Dataset excerpt
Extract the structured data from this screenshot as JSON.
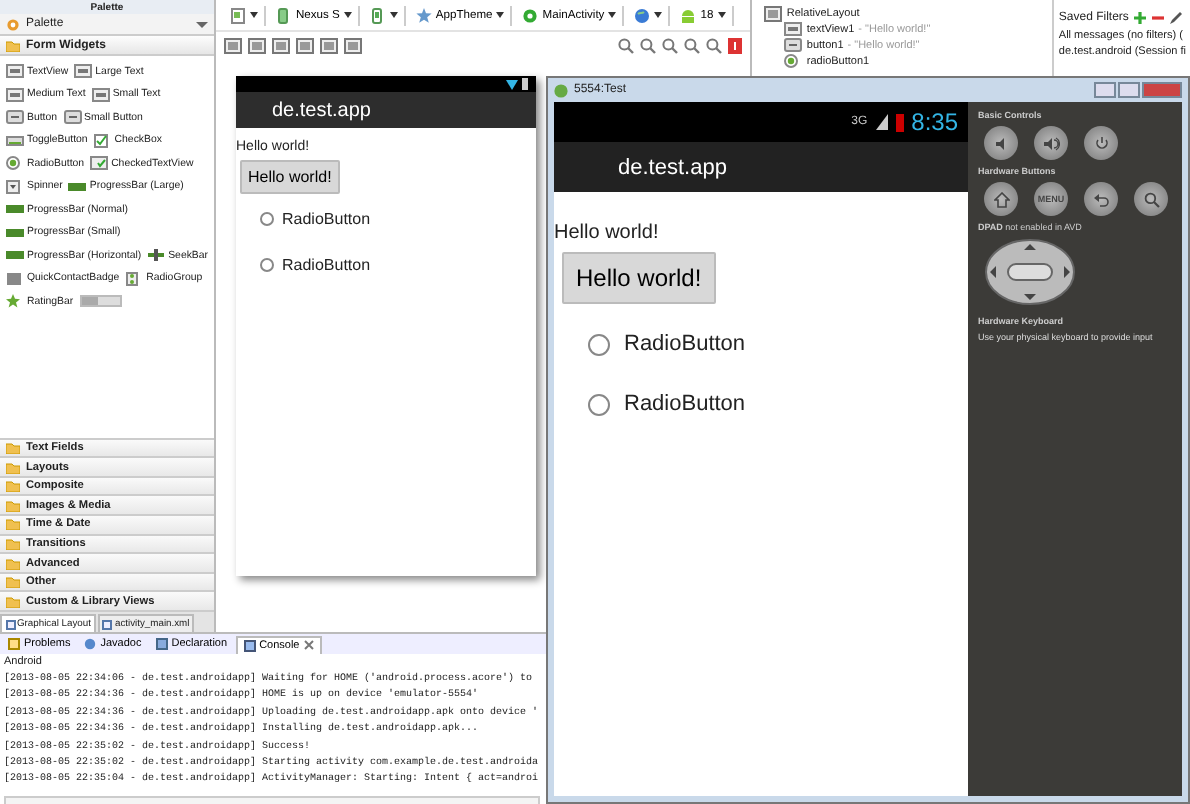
{
  "palette": {
    "tab_label": "Palette",
    "title": "Palette",
    "section": "Form Widgets",
    "widget_rows": [
      [
        {
          "kind": "text",
          "label": "TextView"
        },
        {
          "kind": "text",
          "label": "Large Text"
        }
      ],
      [
        {
          "kind": "text",
          "label": "Medium Text"
        },
        {
          "kind": "text",
          "label": "Small Text"
        }
      ],
      [
        {
          "kind": "button",
          "label": "Button"
        },
        {
          "kind": "button",
          "label": "Small Button"
        }
      ],
      [
        {
          "kind": "toggle",
          "label": "ToggleButton"
        },
        {
          "kind": "check",
          "label": "CheckBox"
        }
      ],
      [
        {
          "kind": "radio",
          "label": "RadioButton"
        },
        {
          "kind": "checked",
          "label": "CheckedTextView"
        }
      ],
      [
        {
          "kind": "spinner",
          "label": "Spinner"
        },
        {
          "kind": "progress",
          "label": "ProgressBar (Large)"
        }
      ],
      [
        {
          "kind": "progress",
          "label": "ProgressBar (Normal)"
        }
      ],
      [
        {
          "kind": "progress",
          "label": "ProgressBar (Small)"
        }
      ],
      [
        {
          "kind": "progress",
          "label": "ProgressBar (Horizontal)"
        },
        {
          "kind": "seek",
          "label": "SeekBar"
        }
      ],
      [
        {
          "kind": "badge",
          "label": "QuickContactBadge"
        },
        {
          "kind": "group",
          "label": "RadioGroup"
        }
      ],
      [
        {
          "kind": "rating",
          "label": "RatingBar"
        },
        {
          "kind": "bar"
        }
      ]
    ],
    "categories": [
      "Text Fields",
      "Layouts",
      "Composite",
      "Images & Media",
      "Time & Date",
      "Transitions",
      "Advanced",
      "Other",
      "Custom & Library Views"
    ]
  },
  "editor_tabs": [
    {
      "label": "Graphical Layout",
      "selected": true
    },
    {
      "label": "activity_main.xml",
      "selected": false
    }
  ],
  "toolbar": {
    "items": [
      {
        "kind": "doc"
      },
      {
        "kind": "device",
        "label": "Nexus S"
      },
      {
        "kind": "rotate"
      },
      {
        "kind": "theme",
        "label": "AppTheme"
      },
      {
        "kind": "activity",
        "label": "MainActivity"
      },
      {
        "kind": "locale"
      },
      {
        "kind": "api",
        "label": "18"
      }
    ]
  },
  "preview": {
    "app_title": "de.test.app",
    "text": "Hello world!",
    "button": "Hello world!",
    "radios": [
      {
        "label": "RadioButton",
        "selected": false
      },
      {
        "label": "RadioButton",
        "selected": false
      }
    ]
  },
  "outline": {
    "tree": [
      {
        "label": "RelativeLayout",
        "kind": "layout",
        "children": [
          {
            "label": "textView1",
            "value": "- \"Hello world!\"",
            "kind": "text"
          },
          {
            "label": "button1",
            "value": "- \"Hello world!\"",
            "kind": "button"
          },
          {
            "label": "radioButton1",
            "kind": "radio"
          }
        ]
      }
    ]
  },
  "saved_filters": {
    "title": "Saved Filters",
    "items": [
      "All messages (no filters) (",
      "de.test.android (Session fi"
    ]
  },
  "bottom_tabs": [
    {
      "label": "Problems",
      "kind": "problems",
      "selected": false
    },
    {
      "label": "Javadoc",
      "kind": "javadoc",
      "selected": false
    },
    {
      "label": "Declaration",
      "kind": "declaration",
      "selected": false
    },
    {
      "label": "Console",
      "kind": "console",
      "selected": true
    }
  ],
  "console": {
    "title": "Android",
    "lines": [
      "[2013-08-05 22:34:06 - de.test.androidapp] Waiting for HOME ('android.process.acore') to",
      "[2013-08-05 22:34:36 - de.test.androidapp] HOME is up on device 'emulator-5554'",
      "[2013-08-05 22:34:36 - de.test.androidapp] Uploading de.test.androidapp.apk onto device '",
      "[2013-08-05 22:34:36 - de.test.androidapp] Installing de.test.androidapp.apk...",
      "[2013-08-05 22:35:02 - de.test.androidapp] Success!",
      "[2013-08-05 22:35:02 - de.test.androidapp] Starting activity com.example.de.test.androida",
      "[2013-08-05 22:35:04 - de.test.androidapp] ActivityManager: Starting: Intent { act=androi"
    ]
  },
  "emulator": {
    "title": "5554:Test",
    "network": "3G",
    "time": "8:35",
    "app_title": "de.test.app",
    "text": "Hello world!",
    "button": "Hello world!",
    "radios": [
      {
        "label": "RadioButton",
        "selected": false
      },
      {
        "label": "RadioButton",
        "selected": false
      }
    ],
    "controls": {
      "basic_title": "Basic Controls",
      "hardware_title": "Hardware Buttons",
      "menu_label": "MENU",
      "dpad_title": "**DPAD** not enabled in AVD",
      "keyboard_title": "Hardware Keyboard",
      "keyboard_note": "Use your physical keyboard to provide input"
    }
  }
}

## Task prompt
Omitting all images, print the listing exactly.

## Finished answer
Extract the structured data from this screenshot as JSON.
{
  "palette": {
    "tab_label": "Palette",
    "title": "Palette",
    "section": "Form Widgets",
    "widget_rows": [
      [
        {
          "kind": "text",
          "label": "TextView"
        },
        {
          "kind": "text",
          "label": "Large Text"
        }
      ],
      [
        {
          "kind": "text",
          "label": "Medium Text"
        },
        {
          "kind": "text",
          "label": "Small Text"
        }
      ],
      [
        {
          "kind": "button",
          "label": "Button"
        },
        {
          "kind": "button",
          "label": "Small Button"
        }
      ],
      [
        {
          "kind": "toggle",
          "label": "ToggleButton"
        },
        {
          "kind": "check",
          "label": "CheckBox"
        }
      ],
      [
        {
          "kind": "radio",
          "label": "RadioButton"
        },
        {
          "kind": "checked",
          "label": "CheckedTextView"
        }
      ],
      [
        {
          "kind": "spinner",
          "label": "Spinner"
        },
        {
          "kind": "progress",
          "label": "ProgressBar (Large)"
        }
      ],
      [
        {
          "kind": "progress",
          "label": "ProgressBar (Normal)"
        }
      ],
      [
        {
          "kind": "progress",
          "label": "ProgressBar (Small)"
        }
      ],
      [
        {
          "kind": "progress",
          "label": "ProgressBar (Horizontal)"
        },
        {
          "kind": "seek",
          "label": "SeekBar"
        }
      ],
      [
        {
          "kind": "badge",
          "label": "QuickContactBadge"
        },
        {
          "kind": "group",
          "label": "RadioGroup"
        }
      ],
      [
        {
          "kind": "rating",
          "label": "RatingBar"
        },
        {
          "kind": "bar"
        }
      ]
    ],
    "categories": [
      "Text Fields",
      "Layouts",
      "Composite",
      "Images & Media",
      "Time & Date",
      "Transitions",
      "Advanced",
      "Other",
      "Custom & Library Views"
    ]
  },
  "editor_tabs": [
    {
      "label": "Graphical Layout",
      "selected": true
    },
    {
      "label": "activity_main.xml",
      "selected": false
    }
  ],
  "toolbar": {
    "items": [
      {
        "kind": "doc"
      },
      {
        "kind": "device",
        "label": "Nexus S"
      },
      {
        "kind": "rotate"
      },
      {
        "kind": "theme",
        "label": "AppTheme"
      },
      {
        "kind": "activity",
        "label": "MainActivity"
      },
      {
        "kind": "locale"
      },
      {
        "kind": "api",
        "label": "18"
      }
    ]
  },
  "preview": {
    "app_title": "de.test.app",
    "text": "Hello world!",
    "button": "Hello world!",
    "radios": [
      {
        "label": "RadioButton",
        "selected": false
      },
      {
        "label": "RadioButton",
        "selected": false
      }
    ]
  },
  "outline": {
    "tree": [
      {
        "label": "RelativeLayout",
        "kind": "layout",
        "children": [
          {
            "label": "textView1",
            "value": "- \"Hello world!\"",
            "kind": "text"
          },
          {
            "label": "button1",
            "value": "- \"Hello world!\"",
            "kind": "button"
          },
          {
            "label": "radioButton1",
            "kind": "radio"
          }
        ]
      }
    ]
  },
  "saved_filters": {
    "title": "Saved Filters",
    "items": [
      "All messages (no filters) (",
      "de.test.android (Session fi"
    ]
  },
  "bottom_tabs": [
    {
      "label": "Problems",
      "kind": "problems",
      "selected": false
    },
    {
      "label": "Javadoc",
      "kind": "javadoc",
      "selected": false
    },
    {
      "label": "Declaration",
      "kind": "declaration",
      "selected": false
    },
    {
      "label": "Console",
      "kind": "console",
      "selected": true
    }
  ],
  "console": {
    "title": "Android",
    "lines": [
      "[2013-08-05 22:34:06 - de.test.androidapp] Waiting for HOME ('android.process.acore') to",
      "[2013-08-05 22:34:36 - de.test.androidapp] HOME is up on device 'emulator-5554'",
      "[2013-08-05 22:34:36 - de.test.androidapp] Uploading de.test.androidapp.apk onto device '",
      "[2013-08-05 22:34:36 - de.test.androidapp] Installing de.test.androidapp.apk...",
      "[2013-08-05 22:35:02 - de.test.androidapp] Success!",
      "[2013-08-05 22:35:02 - de.test.androidapp] Starting activity com.example.de.test.androida",
      "[2013-08-05 22:35:04 - de.test.androidapp] ActivityManager: Starting: Intent { act=androi"
    ]
  },
  "emulator": {
    "title": "5554:Test",
    "network": "3G",
    "time": "8:35",
    "app_title": "de.test.app",
    "text": "Hello world!",
    "button": "Hello world!",
    "radios": [
      {
        "label": "RadioButton",
        "selected": false
      },
      {
        "label": "RadioButton",
        "selected": false
      }
    ],
    "controls": {
      "basic_title": "Basic Controls",
      "hardware_title": "Hardware Buttons",
      "menu_label": "MENU",
      "dpad_title": "**DPAD** not enabled in AVD",
      "keyboard_title": "Hardware Keyboard",
      "keyboard_note": "Use your physical keyboard to provide input"
    }
  }
}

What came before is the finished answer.